Bounding box annotations:
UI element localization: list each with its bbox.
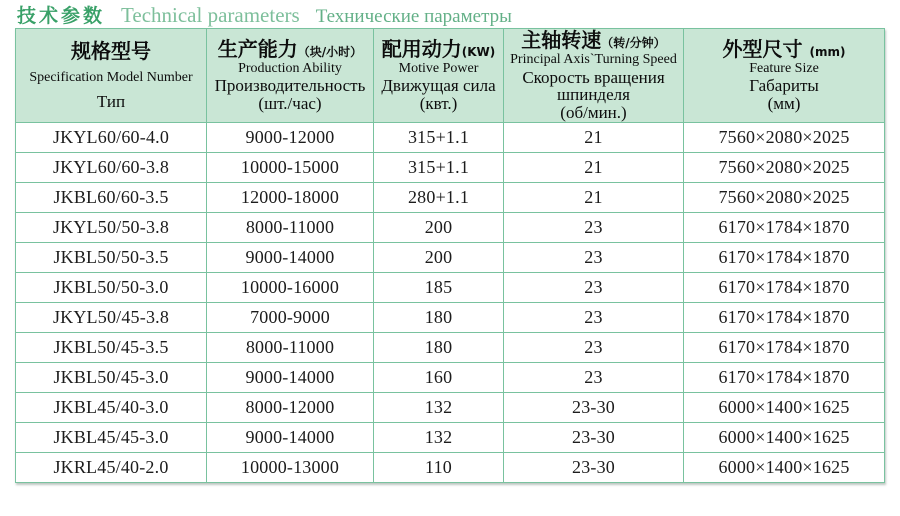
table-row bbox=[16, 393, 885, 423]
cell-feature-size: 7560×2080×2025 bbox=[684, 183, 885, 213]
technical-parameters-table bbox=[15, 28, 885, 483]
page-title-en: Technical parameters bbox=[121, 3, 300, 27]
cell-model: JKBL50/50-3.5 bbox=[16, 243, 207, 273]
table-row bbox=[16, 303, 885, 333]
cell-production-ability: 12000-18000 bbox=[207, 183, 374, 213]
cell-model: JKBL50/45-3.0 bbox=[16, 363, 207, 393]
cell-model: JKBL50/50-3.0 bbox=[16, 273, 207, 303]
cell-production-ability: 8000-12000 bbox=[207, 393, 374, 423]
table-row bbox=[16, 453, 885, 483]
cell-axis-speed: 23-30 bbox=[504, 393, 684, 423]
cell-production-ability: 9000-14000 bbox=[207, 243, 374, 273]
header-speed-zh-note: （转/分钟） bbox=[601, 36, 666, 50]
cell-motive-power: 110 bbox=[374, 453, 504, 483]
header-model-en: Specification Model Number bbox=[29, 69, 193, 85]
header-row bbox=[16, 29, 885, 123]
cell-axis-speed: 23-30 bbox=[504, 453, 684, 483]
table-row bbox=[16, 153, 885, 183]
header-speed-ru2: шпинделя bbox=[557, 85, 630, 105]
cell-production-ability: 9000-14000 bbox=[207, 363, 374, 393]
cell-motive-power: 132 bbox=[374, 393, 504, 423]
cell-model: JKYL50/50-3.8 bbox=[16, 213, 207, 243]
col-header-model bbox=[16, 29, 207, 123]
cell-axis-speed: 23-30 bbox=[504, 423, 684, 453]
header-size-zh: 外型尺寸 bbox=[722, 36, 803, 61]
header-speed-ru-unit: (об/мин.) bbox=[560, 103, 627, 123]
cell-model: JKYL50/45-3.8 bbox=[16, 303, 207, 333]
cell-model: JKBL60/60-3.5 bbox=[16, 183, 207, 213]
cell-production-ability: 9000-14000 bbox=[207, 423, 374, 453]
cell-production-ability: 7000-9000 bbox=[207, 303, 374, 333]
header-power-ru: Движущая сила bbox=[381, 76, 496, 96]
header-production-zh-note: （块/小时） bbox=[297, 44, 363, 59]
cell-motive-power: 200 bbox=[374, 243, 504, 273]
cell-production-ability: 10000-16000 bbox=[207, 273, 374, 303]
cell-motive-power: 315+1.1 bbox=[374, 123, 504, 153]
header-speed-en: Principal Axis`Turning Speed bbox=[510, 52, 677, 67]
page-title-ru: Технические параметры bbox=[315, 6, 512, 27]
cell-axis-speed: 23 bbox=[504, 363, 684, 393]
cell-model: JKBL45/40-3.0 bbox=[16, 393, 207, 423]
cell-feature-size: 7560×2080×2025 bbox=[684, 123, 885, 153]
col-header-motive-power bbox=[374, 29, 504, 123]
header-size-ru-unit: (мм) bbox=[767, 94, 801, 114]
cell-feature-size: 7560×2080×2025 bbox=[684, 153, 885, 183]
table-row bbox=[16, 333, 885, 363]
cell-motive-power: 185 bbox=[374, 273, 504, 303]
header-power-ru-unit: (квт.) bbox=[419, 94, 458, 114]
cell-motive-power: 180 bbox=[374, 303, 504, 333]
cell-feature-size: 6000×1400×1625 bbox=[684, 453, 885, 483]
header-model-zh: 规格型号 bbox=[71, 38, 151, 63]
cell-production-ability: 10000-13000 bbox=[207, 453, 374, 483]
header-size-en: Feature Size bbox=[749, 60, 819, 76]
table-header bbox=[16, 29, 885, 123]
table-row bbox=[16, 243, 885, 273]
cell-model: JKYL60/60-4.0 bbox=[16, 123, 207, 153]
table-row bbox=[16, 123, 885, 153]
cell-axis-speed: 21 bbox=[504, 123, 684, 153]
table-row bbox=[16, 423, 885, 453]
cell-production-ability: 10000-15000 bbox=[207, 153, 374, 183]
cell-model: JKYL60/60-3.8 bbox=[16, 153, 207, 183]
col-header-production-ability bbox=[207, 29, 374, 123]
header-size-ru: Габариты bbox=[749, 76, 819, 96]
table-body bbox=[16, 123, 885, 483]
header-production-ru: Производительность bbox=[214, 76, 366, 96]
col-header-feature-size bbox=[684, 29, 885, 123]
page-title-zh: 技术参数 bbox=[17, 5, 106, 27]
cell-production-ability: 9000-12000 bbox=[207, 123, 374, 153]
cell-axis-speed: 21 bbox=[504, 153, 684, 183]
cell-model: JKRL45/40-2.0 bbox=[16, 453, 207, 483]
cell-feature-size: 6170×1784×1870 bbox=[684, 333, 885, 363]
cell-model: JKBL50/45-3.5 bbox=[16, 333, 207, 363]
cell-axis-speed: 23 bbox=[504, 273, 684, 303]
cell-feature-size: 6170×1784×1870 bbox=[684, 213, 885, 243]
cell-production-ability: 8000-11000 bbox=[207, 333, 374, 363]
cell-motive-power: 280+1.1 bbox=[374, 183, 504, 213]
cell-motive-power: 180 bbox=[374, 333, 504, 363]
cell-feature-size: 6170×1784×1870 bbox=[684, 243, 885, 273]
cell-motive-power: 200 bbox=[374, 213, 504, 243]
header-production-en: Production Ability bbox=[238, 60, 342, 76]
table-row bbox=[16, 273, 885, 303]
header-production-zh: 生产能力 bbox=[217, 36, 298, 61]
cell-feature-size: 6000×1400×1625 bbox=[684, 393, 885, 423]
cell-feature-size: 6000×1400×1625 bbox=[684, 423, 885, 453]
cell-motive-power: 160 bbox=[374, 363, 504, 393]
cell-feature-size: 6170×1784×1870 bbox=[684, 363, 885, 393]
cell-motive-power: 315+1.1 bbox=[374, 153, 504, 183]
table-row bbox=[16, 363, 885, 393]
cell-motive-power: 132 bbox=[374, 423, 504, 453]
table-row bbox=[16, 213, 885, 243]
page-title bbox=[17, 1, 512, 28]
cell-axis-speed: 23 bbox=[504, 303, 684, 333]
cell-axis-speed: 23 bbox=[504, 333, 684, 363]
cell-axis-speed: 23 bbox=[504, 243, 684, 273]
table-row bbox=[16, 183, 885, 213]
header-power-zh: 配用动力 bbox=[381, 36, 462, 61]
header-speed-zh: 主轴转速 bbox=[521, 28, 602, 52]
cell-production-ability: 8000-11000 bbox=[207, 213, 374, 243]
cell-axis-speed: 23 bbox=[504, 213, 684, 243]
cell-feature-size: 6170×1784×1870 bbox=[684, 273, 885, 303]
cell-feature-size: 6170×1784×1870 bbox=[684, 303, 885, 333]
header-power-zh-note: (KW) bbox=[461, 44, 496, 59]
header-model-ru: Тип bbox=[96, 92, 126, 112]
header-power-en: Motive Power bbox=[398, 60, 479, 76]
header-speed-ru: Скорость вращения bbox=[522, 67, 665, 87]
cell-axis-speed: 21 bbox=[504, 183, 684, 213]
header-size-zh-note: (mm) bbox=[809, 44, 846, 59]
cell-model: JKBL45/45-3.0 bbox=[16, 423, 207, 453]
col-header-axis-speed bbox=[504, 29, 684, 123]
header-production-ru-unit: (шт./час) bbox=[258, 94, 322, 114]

Job:
Copy these lines word for word, starting at the line containing "table-row bbox=[16, 393, 885, 423]" and ending after the line containing "cell-model: JKBL50/50-3.5 bbox=[16, 243, 207, 273]".

Complete output:
table-row bbox=[16, 393, 885, 423]
cell-feature-size: 7560×2080×2025 bbox=[684, 183, 885, 213]
technical-parameters-table bbox=[15, 28, 885, 483]
page-title-en: Technical parameters bbox=[121, 3, 300, 27]
cell-model: JKBL50/50-3.5 bbox=[16, 243, 207, 273]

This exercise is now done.